[Stored entries]
* start *

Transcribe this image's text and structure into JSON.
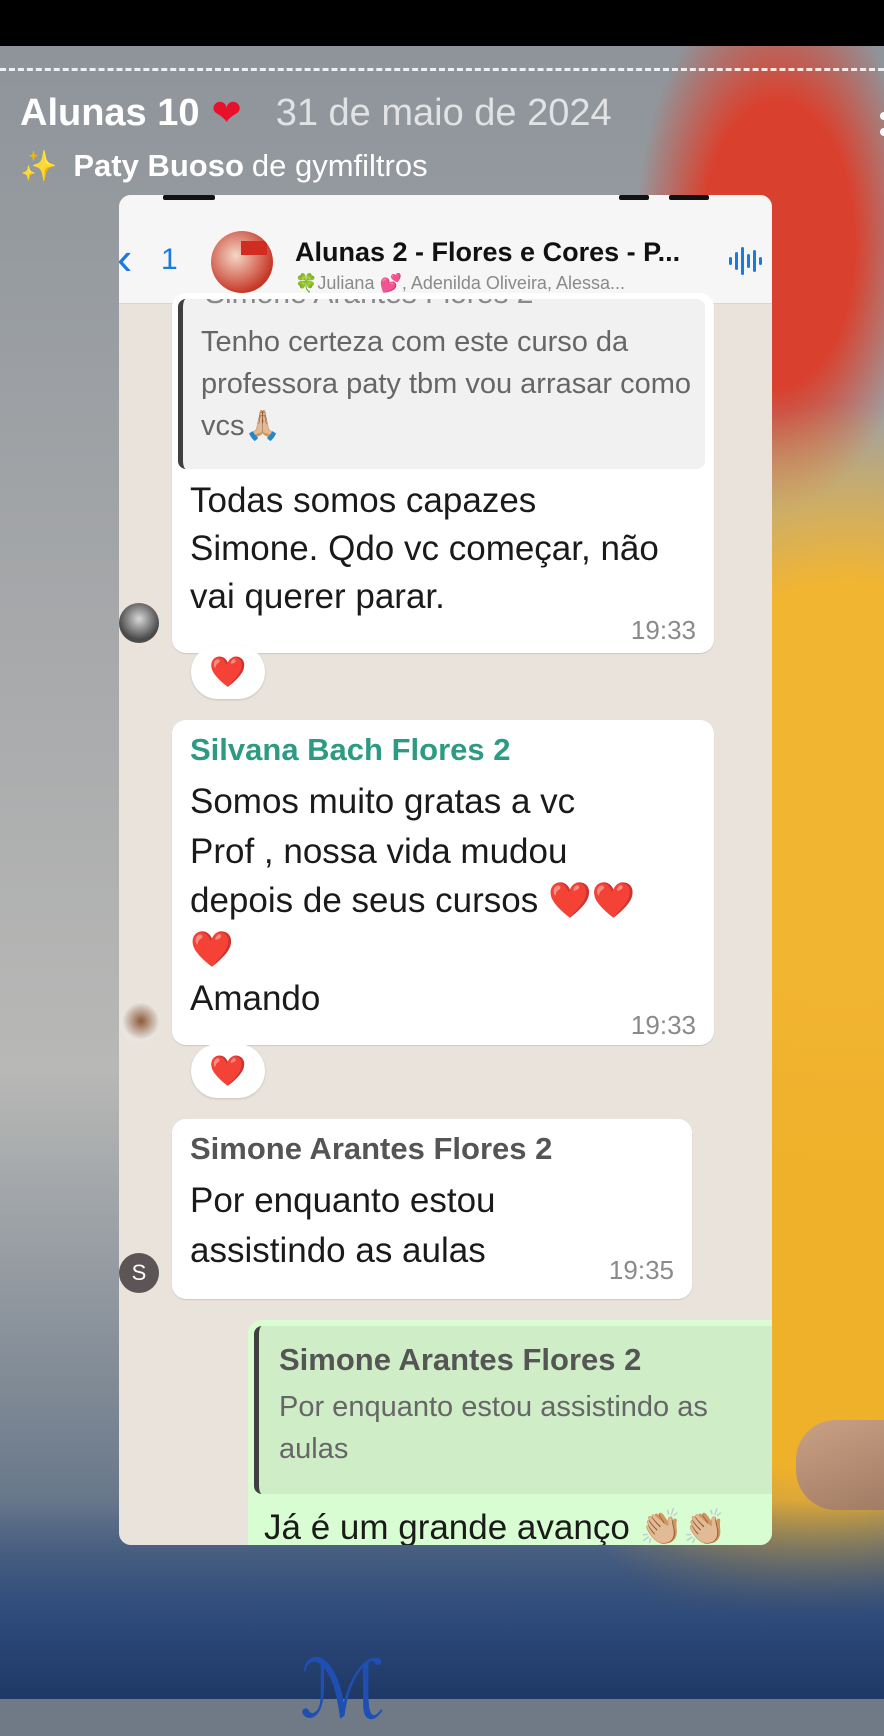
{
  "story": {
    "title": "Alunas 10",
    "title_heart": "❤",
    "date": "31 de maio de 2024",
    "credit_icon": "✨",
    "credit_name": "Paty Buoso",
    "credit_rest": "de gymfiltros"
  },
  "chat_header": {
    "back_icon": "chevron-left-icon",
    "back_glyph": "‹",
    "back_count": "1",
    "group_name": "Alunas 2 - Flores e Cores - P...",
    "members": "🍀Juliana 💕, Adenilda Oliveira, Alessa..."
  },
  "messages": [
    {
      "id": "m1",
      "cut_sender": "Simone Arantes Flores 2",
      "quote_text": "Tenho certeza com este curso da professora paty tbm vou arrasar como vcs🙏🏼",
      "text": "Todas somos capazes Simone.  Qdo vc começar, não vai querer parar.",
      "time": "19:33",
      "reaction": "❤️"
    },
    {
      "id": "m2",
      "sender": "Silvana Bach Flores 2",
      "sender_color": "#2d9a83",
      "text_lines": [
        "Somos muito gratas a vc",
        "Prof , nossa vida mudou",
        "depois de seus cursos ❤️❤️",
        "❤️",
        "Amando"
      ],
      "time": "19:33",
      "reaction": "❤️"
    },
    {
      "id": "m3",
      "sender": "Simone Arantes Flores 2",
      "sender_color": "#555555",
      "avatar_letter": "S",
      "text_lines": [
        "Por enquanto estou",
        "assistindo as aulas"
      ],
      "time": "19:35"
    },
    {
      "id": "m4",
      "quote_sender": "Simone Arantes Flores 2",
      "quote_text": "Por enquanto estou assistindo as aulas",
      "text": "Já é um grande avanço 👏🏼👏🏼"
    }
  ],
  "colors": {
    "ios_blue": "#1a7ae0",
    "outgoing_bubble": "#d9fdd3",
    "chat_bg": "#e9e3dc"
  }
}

* end *

• [EXERCISE]
Write the entries above out again exactly, but not the pictures.

• [RESULT OF THE EXERCISE]
Transcribe this image's text and structure into JSON.
{
  "story": {
    "title": "Alunas 10",
    "title_heart": "❤",
    "date": "31 de maio de 2024",
    "credit_icon": "✨",
    "credit_name": "Paty Buoso",
    "credit_rest": "de gymfiltros"
  },
  "chat_header": {
    "back_icon": "chevron-left-icon",
    "back_glyph": "‹",
    "back_count": "1",
    "group_name": "Alunas 2 - Flores e Cores - P...",
    "members": "🍀Juliana 💕, Adenilda Oliveira, Alessa..."
  },
  "messages": [
    {
      "id": "m1",
      "cut_sender": "Simone Arantes Flores 2",
      "quote_text": "Tenho certeza com este curso da professora paty tbm vou arrasar como vcs🙏🏼",
      "text": "Todas somos capazes Simone.  Qdo vc começar, não vai querer parar.",
      "time": "19:33",
      "reaction": "❤️"
    },
    {
      "id": "m2",
      "sender": "Silvana Bach Flores 2",
      "sender_color": "#2d9a83",
      "text_lines": [
        "Somos muito gratas a vc",
        "Prof , nossa vida mudou",
        "depois de seus cursos ❤️❤️",
        "❤️",
        "Amando"
      ],
      "time": "19:33",
      "reaction": "❤️"
    },
    {
      "id": "m3",
      "sender": "Simone Arantes Flores 2",
      "sender_color": "#555555",
      "avatar_letter": "S",
      "text_lines": [
        "Por enquanto estou",
        "assistindo as aulas"
      ],
      "time": "19:35"
    },
    {
      "id": "m4",
      "quote_sender": "Simone Arantes Flores 2",
      "quote_text": "Por enquanto estou assistindo as aulas",
      "text": "Já é um grande avanço 👏🏼👏🏼"
    }
  ],
  "colors": {
    "ios_blue": "#1a7ae0",
    "outgoing_bubble": "#d9fdd3",
    "chat_bg": "#e9e3dc"
  }
}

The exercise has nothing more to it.